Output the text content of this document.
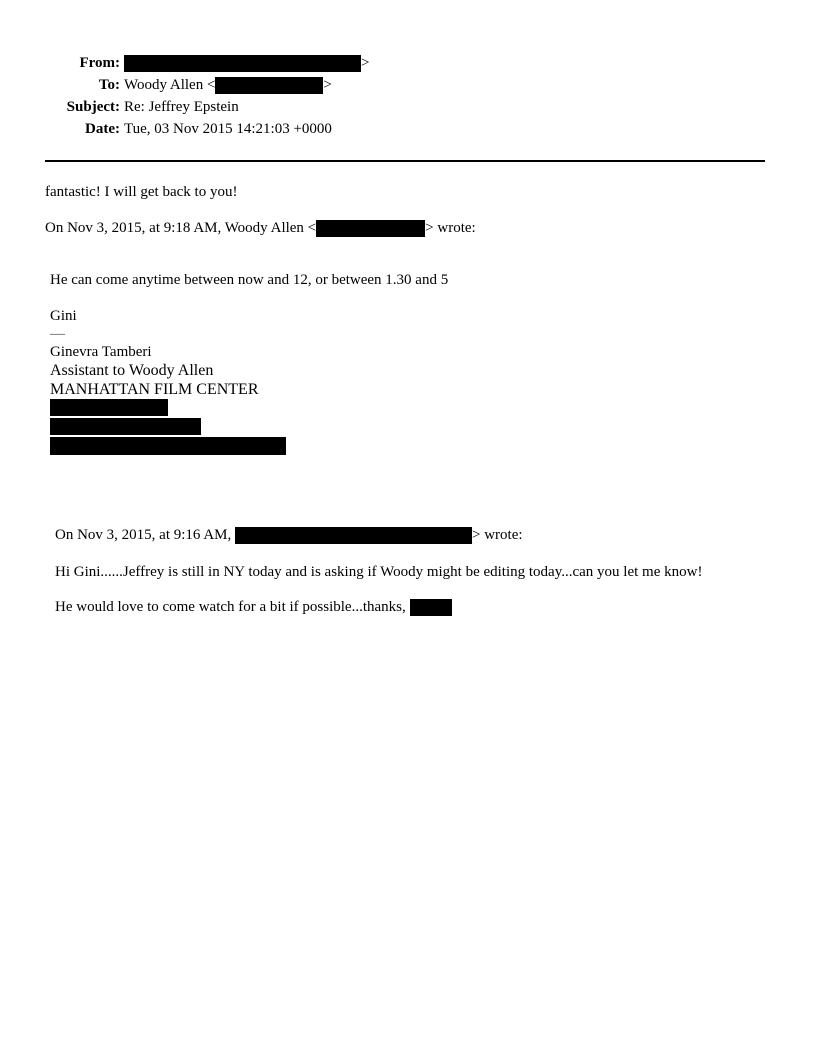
From:	>
To: Woody Allen <	>
Subject: Re: Jeffrey Epstein
Date: Tue, 03 Nov 2015 14:21:03 +0000
fantastic! I will get back to you!
On Nov 3, 2015, at 9:18 AM, Woody Allen <	> wrote:
He can come anytime between now and 12, or between 1.30 and 5
Gini
—
Ginevra Tamberi
Assistant to Woody Allen
MANHATTAN FILM CENTER
On Nov 3, 2015, at 9:16 AM,	> wrote:
Hi Gini......Jeffrey is still in NY today and is asking if Woody might be editing today...can you let me know!
He would love to come watch for a bit if possible...thanks,
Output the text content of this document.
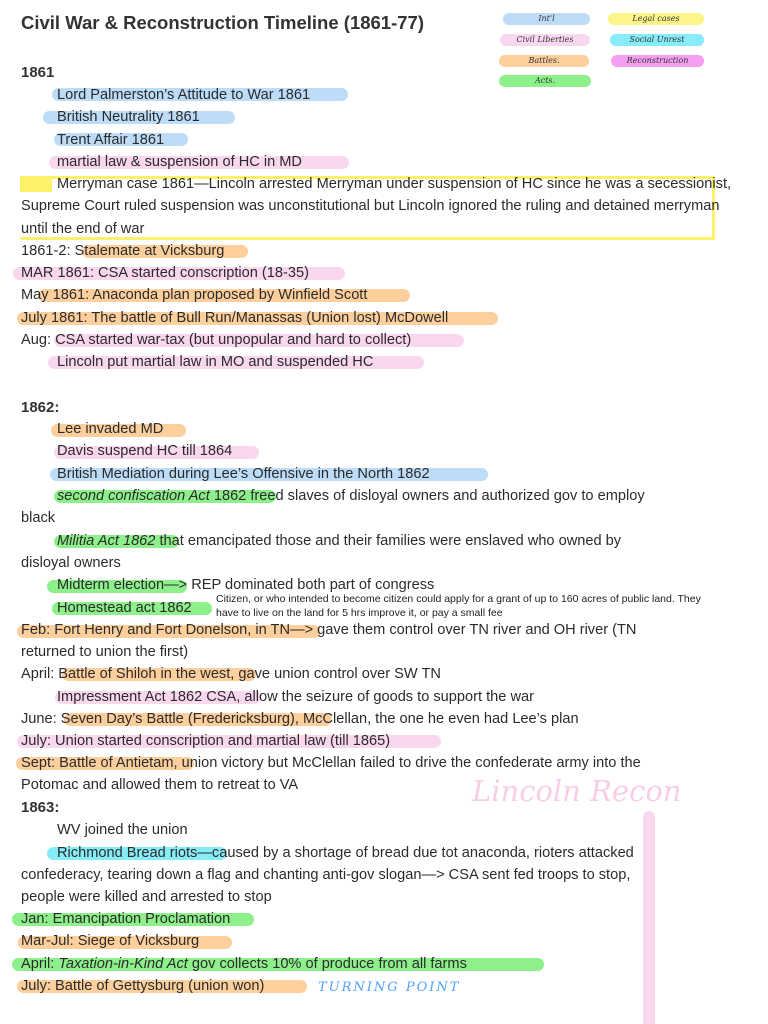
Civil War & Reconstruction Timeline (1861-77)	Int'l	Legal cases
Civil Liberties	Social Unrest
Battles.	Reconstruction
Acts.
Lincoln Recon
1861
Lord Palmerston’s Attitude to War 1861
British Neutrality 1861
Trent Affair 1861
martial law & suspension of HC in MD
Merryman case 1861—Lincoln arrested Merryman under suspension of HC since he was a secessionist, Supreme Court ruled suspension was unconstitutional but Lincoln ignored the ruling and detained merryman until the end of war
1861-2: Stalemate at Vicksburg
MAR 1861: CSA started conscription (18-35)
May 1861: Anaconda plan proposed by Winfield Scott
July 1861: The battle of Bull Run/Manassas (Union lost) McDowell
Aug: CSA started war-tax (but unpopular and hard to collect)
Lincoln put martial law in MO and suspended HC
1862:
Lee invaded MD
Davis suspend HC till 1864
British Mediation during Lee’s Offensive in the North 1862
second confiscation Act 1862 freed slaves of disloyal owners and authorized gov to employ
black
Militia Act 1862 that emancipated those and their families were enslaved who owned by
disloyal owners
Midterm election—> REP dominated both part of congress
Homestead act 1862
Citizen, or who intended to become citizen could apply for a grant of up to 160 acres of public land. They have to live on the land for 5 hrs improve it, or pay a small fee
Feb: Fort Henry and Fort Donelson, in TN—> gave them control over TN river and OH river (TN
returned to union the first)
April: Battle of Shiloh in the west, gave union control over SW TN
Impressment Act 1862 CSA, allow the seizure of goods to support the war
June: Seven Day’s Battle (Fredericksburg), McClellan, the one he even had Lee’s plan
July: Union started conscription and martial law (till 1865)
Sept: Battle of Antietam, union victory but McClellan failed to drive the confederate army into the
Potomac and allowed them to retreat to VA
1863:
WV joined the union
Richmond Bread riots—caused by a shortage of bread due tot anaconda, rioters attacked
confederacy, tearing down a flag and chanting anti-gov slogan—> CSA sent fed troops to stop,
people were killed and arrested to stop
Jan: Emancipation Proclamation
Mar-Jul: Siege of Vicksburg
April: Taxation-in-Kind Act gov collects 10% of produce from all farms
July: Battle of Gettysburg (union won)	TURNING POINT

■ Task to complete:
Reply with one number: the count of lines in the entries that include the word "stop".

■ Result of this exercise:
2